EXERCISE GOAL:
Write out the whole of the material exactly.
:: EXCERPTED DATA
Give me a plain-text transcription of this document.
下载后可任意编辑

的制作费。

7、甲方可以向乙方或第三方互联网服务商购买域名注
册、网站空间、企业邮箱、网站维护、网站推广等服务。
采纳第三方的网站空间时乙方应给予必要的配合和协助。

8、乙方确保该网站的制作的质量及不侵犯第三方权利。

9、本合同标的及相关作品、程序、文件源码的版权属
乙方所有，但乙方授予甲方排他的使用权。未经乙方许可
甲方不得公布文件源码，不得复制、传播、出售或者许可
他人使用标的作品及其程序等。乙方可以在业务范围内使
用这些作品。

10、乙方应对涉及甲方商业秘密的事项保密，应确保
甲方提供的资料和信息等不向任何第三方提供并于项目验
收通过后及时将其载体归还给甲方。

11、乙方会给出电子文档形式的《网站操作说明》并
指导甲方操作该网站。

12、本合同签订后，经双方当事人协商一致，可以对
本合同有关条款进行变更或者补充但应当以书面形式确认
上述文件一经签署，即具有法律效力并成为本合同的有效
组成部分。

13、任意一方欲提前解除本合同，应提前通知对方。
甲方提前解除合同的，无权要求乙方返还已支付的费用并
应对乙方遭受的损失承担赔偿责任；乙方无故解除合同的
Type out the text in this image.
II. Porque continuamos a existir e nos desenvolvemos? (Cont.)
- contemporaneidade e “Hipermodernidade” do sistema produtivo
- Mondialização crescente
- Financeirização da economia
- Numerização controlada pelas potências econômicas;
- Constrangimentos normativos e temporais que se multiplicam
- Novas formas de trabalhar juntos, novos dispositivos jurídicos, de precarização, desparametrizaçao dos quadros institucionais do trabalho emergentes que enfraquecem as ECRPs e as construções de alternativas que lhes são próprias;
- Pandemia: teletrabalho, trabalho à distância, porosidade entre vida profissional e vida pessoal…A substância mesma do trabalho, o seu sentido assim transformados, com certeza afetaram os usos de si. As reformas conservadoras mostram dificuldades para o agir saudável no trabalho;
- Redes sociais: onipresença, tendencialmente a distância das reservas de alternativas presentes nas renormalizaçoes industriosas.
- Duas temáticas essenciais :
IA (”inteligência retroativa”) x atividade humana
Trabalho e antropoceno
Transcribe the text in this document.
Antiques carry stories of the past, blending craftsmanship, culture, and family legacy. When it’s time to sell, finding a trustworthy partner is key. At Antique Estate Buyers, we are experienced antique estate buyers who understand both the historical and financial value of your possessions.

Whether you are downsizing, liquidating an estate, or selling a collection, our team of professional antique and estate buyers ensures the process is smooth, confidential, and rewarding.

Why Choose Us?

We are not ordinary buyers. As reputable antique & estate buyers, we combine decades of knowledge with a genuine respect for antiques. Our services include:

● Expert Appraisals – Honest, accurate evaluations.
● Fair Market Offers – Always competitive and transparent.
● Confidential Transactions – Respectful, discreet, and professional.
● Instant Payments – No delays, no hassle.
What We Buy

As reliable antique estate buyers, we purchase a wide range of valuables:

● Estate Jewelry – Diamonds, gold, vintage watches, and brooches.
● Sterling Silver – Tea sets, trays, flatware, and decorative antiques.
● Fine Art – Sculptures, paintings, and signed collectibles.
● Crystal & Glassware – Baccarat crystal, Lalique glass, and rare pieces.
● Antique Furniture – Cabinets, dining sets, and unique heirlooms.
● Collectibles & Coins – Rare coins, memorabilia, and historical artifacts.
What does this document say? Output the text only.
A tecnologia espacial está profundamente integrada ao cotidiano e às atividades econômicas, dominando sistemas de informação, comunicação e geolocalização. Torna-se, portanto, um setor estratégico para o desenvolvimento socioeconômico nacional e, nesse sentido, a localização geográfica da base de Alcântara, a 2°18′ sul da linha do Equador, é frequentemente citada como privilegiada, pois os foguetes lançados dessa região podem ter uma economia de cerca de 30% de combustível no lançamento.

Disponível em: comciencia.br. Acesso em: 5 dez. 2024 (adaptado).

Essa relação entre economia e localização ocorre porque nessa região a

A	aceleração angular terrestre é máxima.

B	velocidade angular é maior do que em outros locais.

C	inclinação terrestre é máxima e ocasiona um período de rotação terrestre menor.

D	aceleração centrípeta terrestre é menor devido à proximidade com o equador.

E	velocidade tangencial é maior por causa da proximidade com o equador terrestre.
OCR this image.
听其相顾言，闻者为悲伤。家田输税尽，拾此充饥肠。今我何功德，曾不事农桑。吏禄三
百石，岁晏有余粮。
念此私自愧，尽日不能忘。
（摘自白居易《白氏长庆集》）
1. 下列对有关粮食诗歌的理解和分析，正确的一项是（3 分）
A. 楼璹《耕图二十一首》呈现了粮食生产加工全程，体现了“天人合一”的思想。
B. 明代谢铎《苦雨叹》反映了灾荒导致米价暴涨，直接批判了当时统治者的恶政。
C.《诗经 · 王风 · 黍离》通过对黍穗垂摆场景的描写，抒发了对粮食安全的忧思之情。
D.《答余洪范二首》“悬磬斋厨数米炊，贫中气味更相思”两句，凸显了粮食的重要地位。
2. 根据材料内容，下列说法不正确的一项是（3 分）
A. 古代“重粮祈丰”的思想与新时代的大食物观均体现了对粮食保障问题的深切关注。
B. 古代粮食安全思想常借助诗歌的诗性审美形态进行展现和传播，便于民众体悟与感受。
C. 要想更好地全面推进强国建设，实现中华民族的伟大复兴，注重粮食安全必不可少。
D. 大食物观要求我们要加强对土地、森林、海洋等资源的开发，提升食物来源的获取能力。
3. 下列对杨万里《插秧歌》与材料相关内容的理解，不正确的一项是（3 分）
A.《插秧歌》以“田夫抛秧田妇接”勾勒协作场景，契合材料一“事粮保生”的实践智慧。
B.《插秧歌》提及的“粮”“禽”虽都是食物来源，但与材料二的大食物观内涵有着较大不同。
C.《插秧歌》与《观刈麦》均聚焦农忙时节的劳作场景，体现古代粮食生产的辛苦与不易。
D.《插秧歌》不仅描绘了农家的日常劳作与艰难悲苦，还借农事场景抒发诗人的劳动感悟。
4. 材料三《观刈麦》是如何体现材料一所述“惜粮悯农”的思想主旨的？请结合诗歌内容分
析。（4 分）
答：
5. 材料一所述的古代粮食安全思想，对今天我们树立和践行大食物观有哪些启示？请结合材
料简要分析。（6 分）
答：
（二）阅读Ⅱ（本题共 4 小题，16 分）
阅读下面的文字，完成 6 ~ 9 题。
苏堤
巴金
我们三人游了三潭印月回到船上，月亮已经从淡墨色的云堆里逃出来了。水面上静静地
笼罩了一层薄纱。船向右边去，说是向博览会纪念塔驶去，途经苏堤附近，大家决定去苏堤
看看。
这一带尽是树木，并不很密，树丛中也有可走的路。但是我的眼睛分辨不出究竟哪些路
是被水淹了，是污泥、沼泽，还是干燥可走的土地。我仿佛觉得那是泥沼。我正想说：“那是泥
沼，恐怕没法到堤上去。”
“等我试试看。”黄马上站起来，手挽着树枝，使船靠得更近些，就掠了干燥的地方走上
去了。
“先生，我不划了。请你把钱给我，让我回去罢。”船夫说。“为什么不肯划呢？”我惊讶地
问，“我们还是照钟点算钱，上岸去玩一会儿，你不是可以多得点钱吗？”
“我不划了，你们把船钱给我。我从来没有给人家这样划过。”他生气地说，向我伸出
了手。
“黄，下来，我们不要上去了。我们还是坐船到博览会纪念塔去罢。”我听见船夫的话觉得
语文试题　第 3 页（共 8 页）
::::
ANSWER TO THIS EXERCISE:
Give me a plain-text transcription of this document.
下载后可任意编辑

的制作费。

7、甲方可以向乙方或第三方互联网服务商购买域名注
册、网站空间、企业邮箱、网站维护、网站推广等服务。
采纳第三方的网站空间时乙方应给予必要的配合和协助。

8、乙方确保该网站的制作的质量及不侵犯第三方权利。

9、本合同标的及相关作品、程序、文件源码的版权属
乙方所有，但乙方授予甲方排他的使用权。未经乙方许可
甲方不得公布文件源码，不得复制、传播、出售或者许可
他人使用标的作品及其程序等。乙方可以在业务范围内使
用这些作品。

10、乙方应对涉及甲方商业秘密的事项保密，应确保
甲方提供的资料和信息等不向任何第三方提供并于项目验
收通过后及时将其载体归还给甲方。

11、乙方会给出电子文档形式的《网站操作说明》并
指导甲方操作该网站。

12、本合同签订后，经双方当事人协商一致，可以对
本合同有关条款进行变更或者补充但应当以书面形式确认
上述文件一经签署，即具有法律效力并成为本合同的有效
组成部分。

13、任意一方欲提前解除本合同，应提前通知对方。
甲方提前解除合同的，无权要求乙方返还已支付的费用并
应对乙方遭受的损失承担赔偿责任；乙方无故解除合同的
Type out the text in this image.
II. Porque continuamos a existir e nos desenvolvemos? (Cont.)
- contemporaneidade e “Hipermodernidade” do sistema produtivo
- Mondialização crescente
- Financeirização da economia
- Numerização controlada pelas potências econômicas;
- Constrangimentos normativos e temporais que se multiplicam
- Novas formas de trabalhar juntos, novos dispositivos jurídicos, de precarização, desparametrizaçao dos quadros institucionais do trabalho emergentes que enfraquecem as ECRPs e as construções de alternativas que lhes são próprias;
- Pandemia: teletrabalho, trabalho à distância, porosidade entre vida profissional e vida pessoal…A substância mesma do trabalho, o seu sentido assim transformados, com certeza afetaram os usos de si. As reformas conservadoras mostram dificuldades para o agir saudável no trabalho;
- Redes sociais: onipresença, tendencialmente a distância das reservas de alternativas presentes nas renormalizaçoes industriosas.
- Duas temáticas essenciais :
IA (”inteligência retroativa”) x atividade humana
Trabalho e antropoceno
Transcribe the text in this document.
Antiques carry stories of the past, blending craftsmanship, culture, and family legacy. When it’s time to sell, finding a trustworthy partner is key. At Antique Estate Buyers, we are experienced antique estate buyers who understand both the historical and financial value of your possessions.

Whether you are downsizing, liquidating an estate, or selling a collection, our team of professional antique and estate buyers ensures the process is smooth, confidential, and rewarding.

Why Choose Us?

We are not ordinary buyers. As reputable antique & estate buyers, we combine decades of knowledge with a genuine respect for antiques. Our services include:

● Expert Appraisals – Honest, accurate evaluations.
● Fair Market Offers – Always competitive and transparent.
● Confidential Transactions – Respectful, discreet, and professional.
● Instant Payments – No delays, no hassle.
What We Buy

As reliable antique estate buyers, we purchase a wide range of valuables:

● Estate Jewelry – Diamonds, gold, vintage watches, and brooches.
● Sterling Silver – Tea sets, trays, flatware, and decorative antiques.
● Fine Art – Sculptures, paintings, and signed collectibles.
● Crystal & Glassware – Baccarat crystal, Lalique glass, and rare pieces.
● Antique Furniture – Cabinets, dining sets, and unique heirlooms.
● Collectibles & Coins – Rare coins, memorabilia, and historical artifacts.
What does this document say? Output the text only.
A tecnologia espacial está profundamente integrada ao cotidiano e às atividades econômicas, dominando sistemas de informação, comunicação e geolocalização. Torna-se, portanto, um setor estratégico para o desenvolvimento socioeconômico nacional e, nesse sentido, a localização geográfica da base de Alcântara, a 2°18′ sul da linha do Equador, é frequentemente citada como privilegiada, pois os foguetes lançados dessa região podem ter uma economia de cerca de 30% de combustível no lançamento.

Disponível em: comciencia.br. Acesso em: 5 dez. 2024 (adaptado).

Essa relação entre economia e localização ocorre porque nessa região a

A	aceleração angular terrestre é máxima.

B	velocidade angular é maior do que em outros locais.

C	inclinação terrestre é máxima e ocasiona um período de rotação terrestre menor.

D	aceleração centrípeta terrestre é menor devido à proximidade com o equador.

E	velocidade tangencial é maior por causa da proximidade com o equador terrestre.
OCR this image.
听其相顾言，闻者为悲伤。家田输税尽，拾此充饥肠。今我何功德，曾不事农桑。吏禄三
百石，岁晏有余粮。
念此私自愧，尽日不能忘。
（摘自白居易《白氏长庆集》）
1. 下列对有关粮食诗歌的理解和分析，正确的一项是（3 分）
A. 楼璹《耕图二十一首》呈现了粮食生产加工全程，体现了“天人合一”的思想。
B. 明代谢铎《苦雨叹》反映了灾荒导致米价暴涨，直接批判了当时统治者的恶政。
C.《诗经 · 王风 · 黍离》通过对黍穗垂摆场景的描写，抒发了对粮食安全的忧思之情。
D.《答余洪范二首》“悬磬斋厨数米炊，贫中气味更相思”两句，凸显了粮食的重要地位。
2. 根据材料内容，下列说法不正确的一项是（3 分）
A. 古代“重粮祈丰”的思想与新时代的大食物观均体现了对粮食保障问题的深切关注。
B. 古代粮食安全思想常借助诗歌的诗性审美形态进行展现和传播，便于民众体悟与感受。
C. 要想更好地全面推进强国建设，实现中华民族的伟大复兴，注重粮食安全必不可少。
D. 大食物观要求我们要加强对土地、森林、海洋等资源的开发，提升食物来源的获取能力。
3. 下列对杨万里《插秧歌》与材料相关内容的理解，不正确的一项是（3 分）
A.《插秧歌》以“田夫抛秧田妇接”勾勒协作场景，契合材料一“事粮保生”的实践智慧。
B.《插秧歌》提及的“粮”“禽”虽都是食物来源，但与材料二的大食物观内涵有着较大不同。
C.《插秧歌》与《观刈麦》均聚焦农忙时节的劳作场景，体现古代粮食生产的辛苦与不易。
D.《插秧歌》不仅描绘了农家的日常劳作与艰难悲苦，还借农事场景抒发诗人的劳动感悟。
4. 材料三《观刈麦》是如何体现材料一所述“惜粮悯农”的思想主旨的？请结合诗歌内容分
析。（4 分）
答：
5. 材料一所述的古代粮食安全思想，对今天我们树立和践行大食物观有哪些启示？请结合材
料简要分析。（6 分）
答：
（二）阅读Ⅱ（本题共 4 小题，16 分）
阅读下面的文字，完成 6 ~ 9 题。
苏堤
巴金
我们三人游了三潭印月回到船上，月亮已经从淡墨色的云堆里逃出来了。水面上静静地
笼罩了一层薄纱。船向右边去，说是向博览会纪念塔驶去，途经苏堤附近，大家决定去苏堤
看看。
这一带尽是树木，并不很密，树丛中也有可走的路。但是我的眼睛分辨不出究竟哪些路
是被水淹了，是污泥、沼泽，还是干燥可走的土地。我仿佛觉得那是泥沼。我正想说：“那是泥
沼，恐怕没法到堤上去。”
“等我试试看。”黄马上站起来，手挽着树枝，使船靠得更近些，就掠了干燥的地方走上
去了。
“先生，我不划了。请你把钱给我，让我回去罢。”船夫说。“为什么不肯划呢？”我惊讶地
问，“我们还是照钟点算钱，上岸去玩一会儿，你不是可以多得点钱吗？”
“我不划了，你们把船钱给我。我从来没有给人家这样划过。”他生气地说，向我伸出
了手。
“黄，下来，我们不要上去了。我们还是坐船到博览会纪念塔去罢。”我听见船夫的话觉得
语文试题　第 3 页（共 8 页）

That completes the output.